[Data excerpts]

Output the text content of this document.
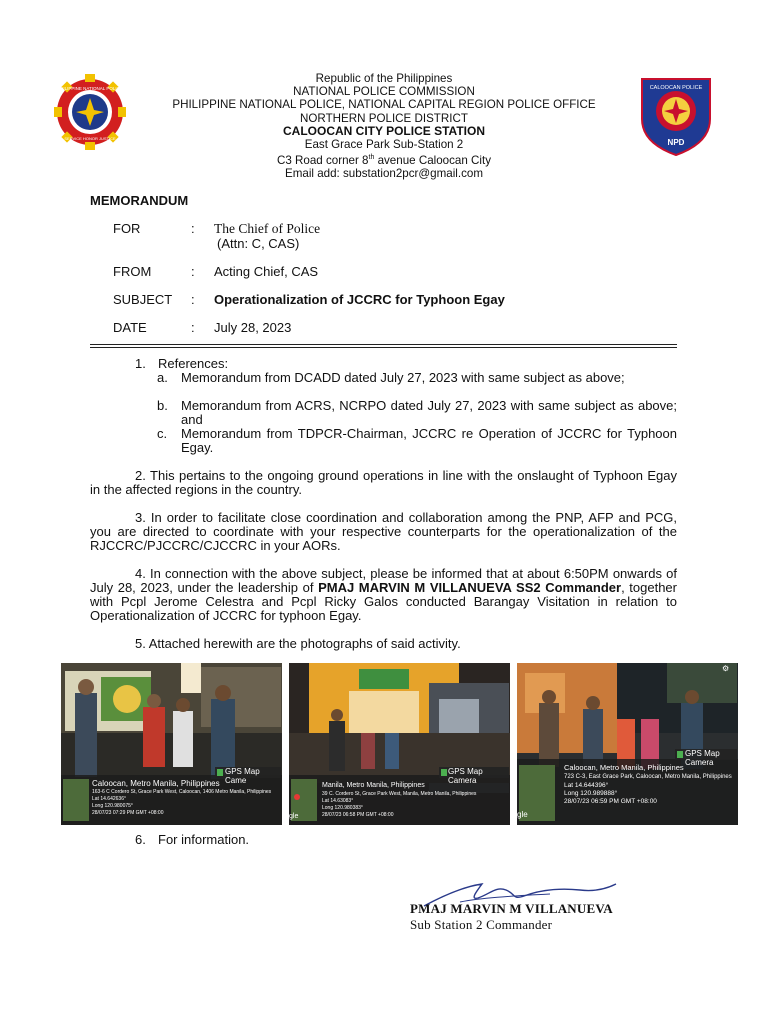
PHILIPPINE NATIONAL POLICE
SERVICE HONOR JUSTICE
CALOOCAN POLICE
NPD
Republic of the Philippines
NATIONAL POLICE COMMISSION
PHILIPPINE NATIONAL POLICE, NATIONAL CAPITAL REGION POLICE OFFICE
NORTHERN POLICE DISTRICT
CALOOCAN CITY POLICE STATION
East Grace Park Sub-Station 2
C3 Road corner 8th avenue Caloocan City
Email add: substation2pcr@gmail.com
MEMORANDUM
FOR	: The Chief of Police
(Attn: C, CAS)
FROM	: Acting Chief, CAS
SUBJECT	: Operationalization of JCCRC for Typhoon Egay
DATE	: July 28, 2023
1. References:
a. Memorandum from DCADD dated July 27, 2023 with same subject as above;
b. Memorandum from ACRS, NCRPO dated July 27, 2023 with same subject as above; and
c. Memorandum from TDPCR-Chairman, JCCRC re Operation of JCCRC for Typhoon Egay.
2. This pertains to the ongoing ground operations in line with the onslaught of Typhoon Egay in the affected regions in the country.
3. In order to facilitate close coordination and collaboration among the PNP, AFP and PCG, you are directed to coordinate with your respective counterparts for the operationalization of the RJCCRC/PJCCRC/CJCCRC in your AORs.
4. In connection with the above subject, please be informed that at about 6:50PM onwards of July 28, 2023, under the leadership of PMAJ MARVIN M VILLANUEVA SS2 Commander, together with Pcpl Jerome Celestra and Pcpl Ricky Galos conducted Barangay Visitation in relation to Operationalization of JCCRC for typhoon Egay.
5. Attached herewith are the photographs of said activity.
GPS Map Came
Caloocan, Metro Manila, Philippines
163-6 C Cordero St, Grace Park West, Caloocan, 1406 Metro Manila, Philippines
Lat 14.642636°
Long 120.980075°
28/07/23 07:29 PM GMT +08:00
GPS Map Camera
Manila, Metro Manila, Philippines
39 C. Cordero St, Grace Park West, Manila, Metro Manila, Philippines
Lat 14.63083°
Long 120.980383°
28/07/23 06:58 PM GMT +08:00
gle
⚙
GPS Map Camera
Caloocan, Metro Manila, Philippines
723 C-3, East Grace Park, Caloocan, Metro Manila, Philippines
Lat 14.644396°
Long 120.989888°
28/07/23 06:59 PM GMT +08:00
gle
6. For information.
PMAJ MARVIN M VILLANUEVA
Sub Station 2 Commander
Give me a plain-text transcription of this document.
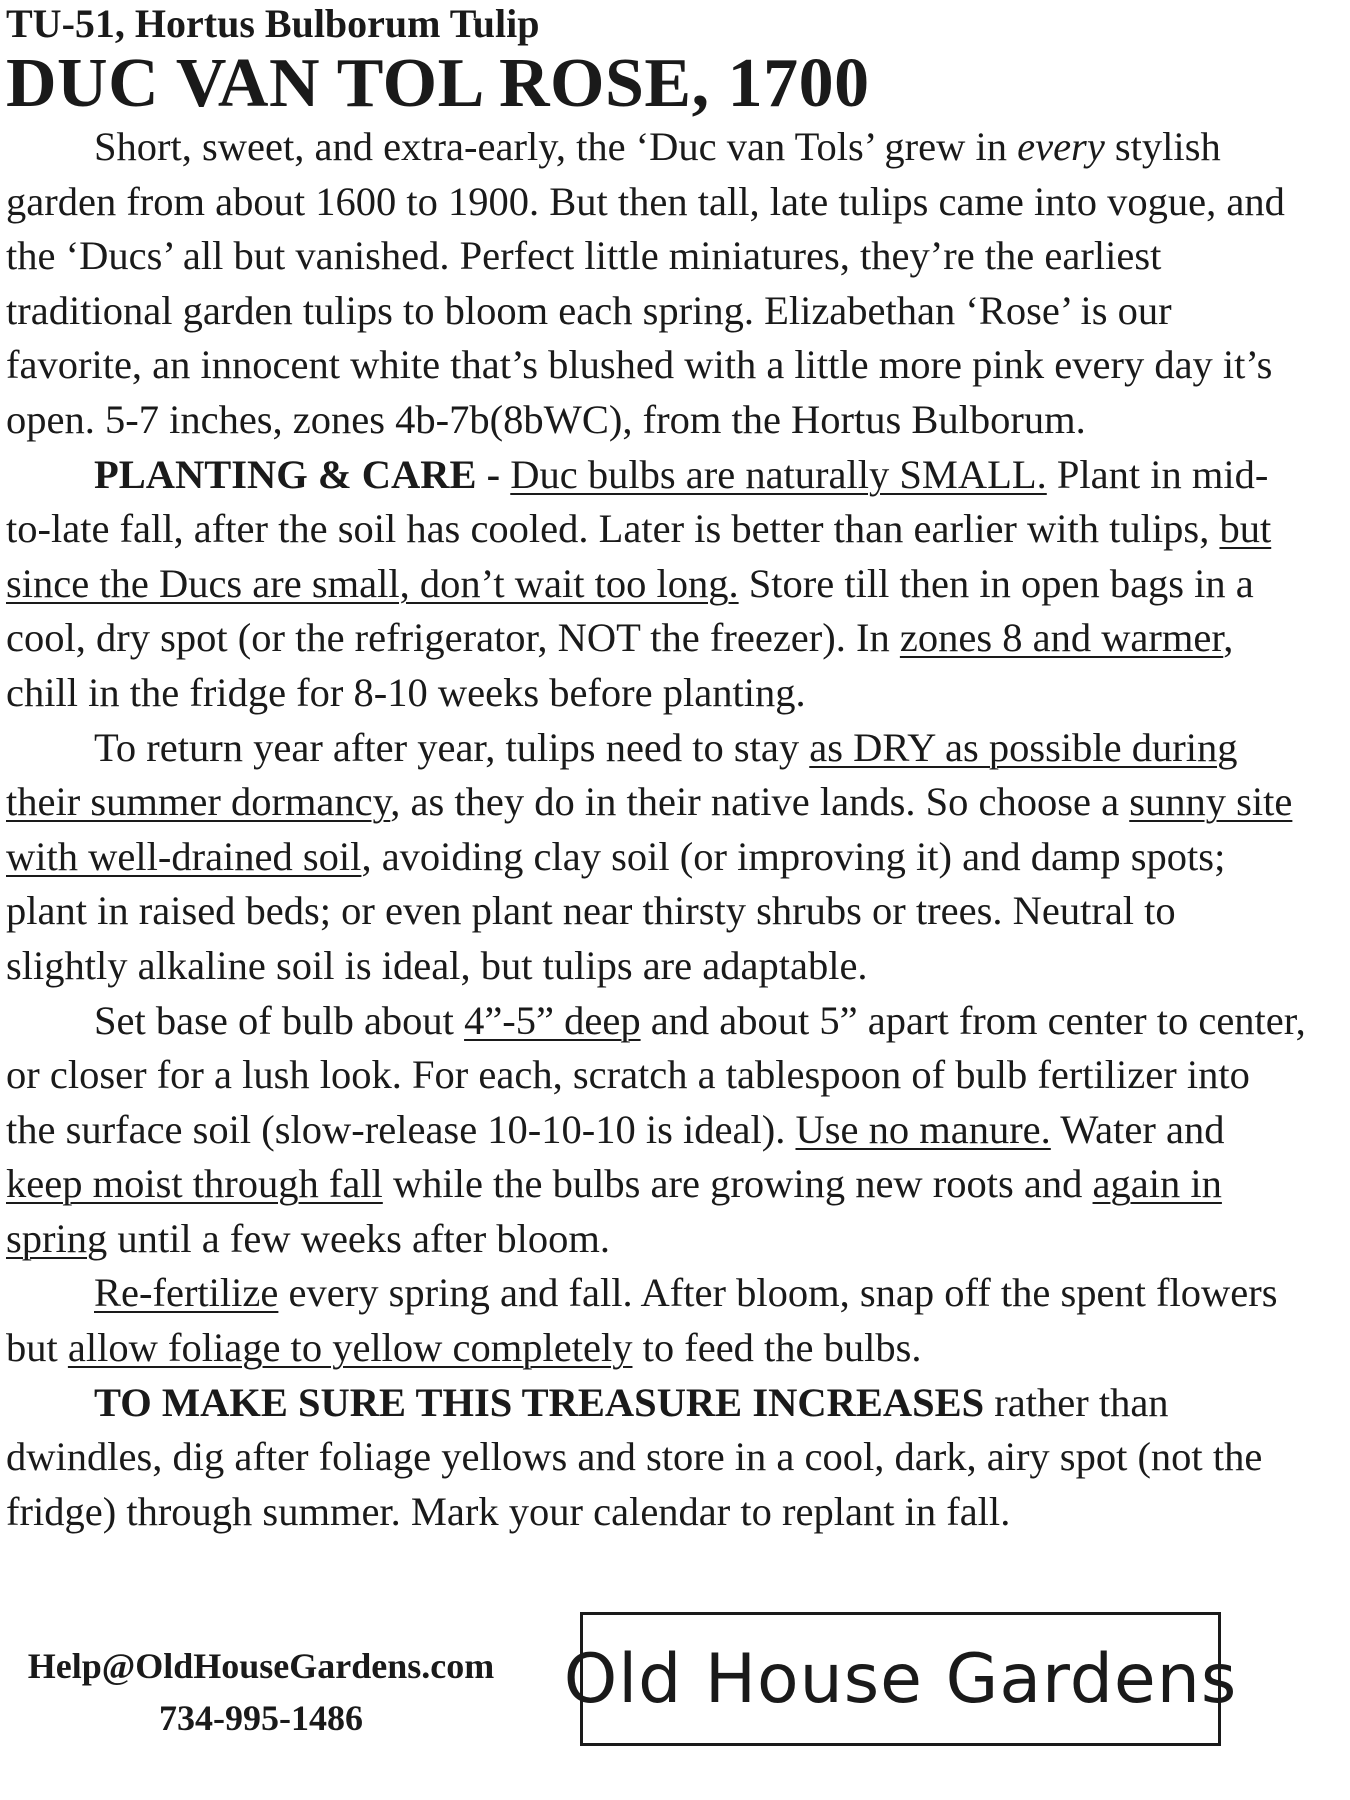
TU-51, Hortus Bulborum Tulip

DUC VAN TOL ROSE, 1700

Short, sweet, and extra-early, the ‘Duc van Tols’ grew in every stylish garden from about 1600 to 1900. But then tall, late tulips came into vogue, and the ‘Ducs’ all but vanished. Perfect little miniatures, they’re the earliest traditional garden tulips to bloom each spring. Elizabethan ‘Rose’ is our favorite, an innocent white that’s blushed with a little more pink every day it’s open. 5-7 inches, zones 4b-7b(8bWC), from the Hortus Bulborum.

PLANTING & CARE - Duc bulbs are naturally SMALL. Plant in mid-to-late fall, after the soil has cooled. Later is better than earlier with tulips, but since the Ducs are small, don’t wait too long. Store till then in open bags in a cool, dry spot (or the refrigerator, NOT the freezer). In zones 8 and warmer, chill in the fridge for 8-10 weeks before planting.

To return year after year, tulips need to stay as DRY as possible during their summer dormancy, as they do in their native lands. So choose a sunny site with well-drained soil, avoiding clay soil (or improving it) and damp spots; plant in raised beds; or even plant near thirsty shrubs or trees. Neutral to slightly alkaline soil is ideal, but tulips are adaptable.

Set base of bulb about 4”-5” deep and about 5” apart from center to center, or closer for a lush look. For each, scratch a tablespoon of bulb fertilizer into the surface soil (slow-release 10-10-10 is ideal). Use no manure. Water and keep moist through fall while the bulbs are growing new roots and again in spring until a few weeks after bloom.

Re-fertilize every spring and fall. After bloom, snap off the spent flowers but allow foliage to yellow completely to feed the bulbs.

TO MAKE SURE THIS TREASURE INCREASES rather than dwindles, dig after foliage yellows and store in a cool, dark, airy spot (not the fridge) through summer. Mark your calendar to replant in fall.

Help@OldHouseGardens.com
734-995-1486	Old House Gardens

Instructions to follow: Send back the data above word for word, with the pictures left out.

Solution for this exercise:
Output the text content of this document.
PHILIPPINE NATIONAL POLICE
SERVICE HONOR JUSTICE
CALOOCAN POLICE
NPD
Republic of the Philippines
NATIONAL POLICE COMMISSION
PHILIPPINE NATIONAL POLICE, NATIONAL CAPITAL REGION POLICE OFFICE
NORTHERN POLICE DISTRICT
CALOOCAN CITY POLICE STATION
East Grace Park Sub-Station 2
C3 Road corner 8th avenue Caloocan City
Email add: substation2pcr@gmail.com
MEMORANDUM
FOR	: The Chief of Police
(Attn: C, CAS)
FROM	: Acting Chief, CAS
SUBJECT	: Operationalization of JCCRC for Typhoon Egay
DATE	: July 28, 2023
1. References:
a. Memorandum from DCADD dated July 27, 2023 with same subject as above;
b. Memorandum from ACRS, NCRPO dated July 27, 2023 with same subject as above; and
c. Memorandum from TDPCR-Chairman, JCCRC re Operation of JCCRC for Typhoon Egay.
2. This pertains to the ongoing ground operations in line with the onslaught of Typhoon Egay in the affected regions in the country.
3. In order to facilitate close coordination and collaboration among the PNP, AFP and PCG, you are directed to coordinate with your respective counterparts for the operationalization of the RJCCRC/PJCCRC/CJCCRC in your AORs.
4. In connection with the above subject, please be informed that at about 6:50PM onwards of July 28, 2023, under the leadership of PMAJ MARVIN M VILLANUEVA SS2 Commander, together with Pcpl Jerome Celestra and Pcpl Ricky Galos conducted Barangay Visitation in relation to Operationalization of JCCRC for typhoon Egay.
5. Attached herewith are the photographs of said activity.
GPS Map Came
Caloocan, Metro Manila, Philippines
163-6 C Cordero St, Grace Park West, Caloocan, 1406 Metro Manila, Philippines
Lat 14.642636°
Long 120.980075°
28/07/23 07:29 PM GMT +08:00
GPS Map Camera
Manila, Metro Manila, Philippines
39 C. Cordero St, Grace Park West, Manila, Metro Manila, Philippines
Lat 14.63083°
Long 120.980383°
28/07/23 06:58 PM GMT +08:00
gle
⚙
GPS Map Camera
Caloocan, Metro Manila, Philippines
723 C-3, East Grace Park, Caloocan, Metro Manila, Philippines
Lat 14.644396°
Long 120.989888°
28/07/23 06:59 PM GMT +08:00
gle
6. For information.
PMAJ MARVIN M VILLANUEVA
Sub Station 2 Commander
Give me a plain-text transcription of this document.
TU-51, Hortus Bulborum Tulip

DUC VAN TOL ROSE, 1700

Short, sweet, and extra-early, the ‘Duc van Tols’ grew in every stylish garden from about 1600 to 1900. But then tall, late tulips came into vogue, and the ‘Ducs’ all but vanished. Perfect little miniatures, they’re the earliest traditional garden tulips to bloom each spring. Elizabethan ‘Rose’ is our favorite, an innocent white that’s blushed with a little more pink every day it’s open. 5-7 inches, zones 4b-7b(8bWC), from the Hortus Bulborum.

PLANTING & CARE - Duc bulbs are naturally SMALL. Plant in mid-to-late fall, after the soil has cooled. Later is better than earlier with tulips, but since the Ducs are small, don’t wait too long. Store till then in open bags in a cool, dry spot (or the refrigerator, NOT the freezer). In zones 8 and warmer, chill in the fridge for 8-10 weeks before planting.

To return year after year, tulips need to stay as DRY as possible during their summer dormancy, as they do in their native lands. So choose a sunny site with well-drained soil, avoiding clay soil (or improving it) and damp spots; plant in raised beds; or even plant near thirsty shrubs or trees. Neutral to slightly alkaline soil is ideal, but tulips are adaptable.

Set base of bulb about 4”-5” deep and about 5” apart from center to center, or closer for a lush look. For each, scratch a tablespoon of bulb fertilizer into the surface soil (slow-release 10-10-10 is ideal). Use no manure. Water and keep moist through fall while the bulbs are growing new roots and again in spring until a few weeks after bloom.

Re-fertilize every spring and fall. After bloom, snap off the spent flowers but allow foliage to yellow completely to feed the bulbs.

TO MAKE SURE THIS TREASURE INCREASES rather than dwindles, dig after foliage yellows and store in a cool, dark, airy spot (not the fridge) through summer. Mark your calendar to replant in fall.

Help@OldHouseGardens.com
734-995-1486	Old House Gardens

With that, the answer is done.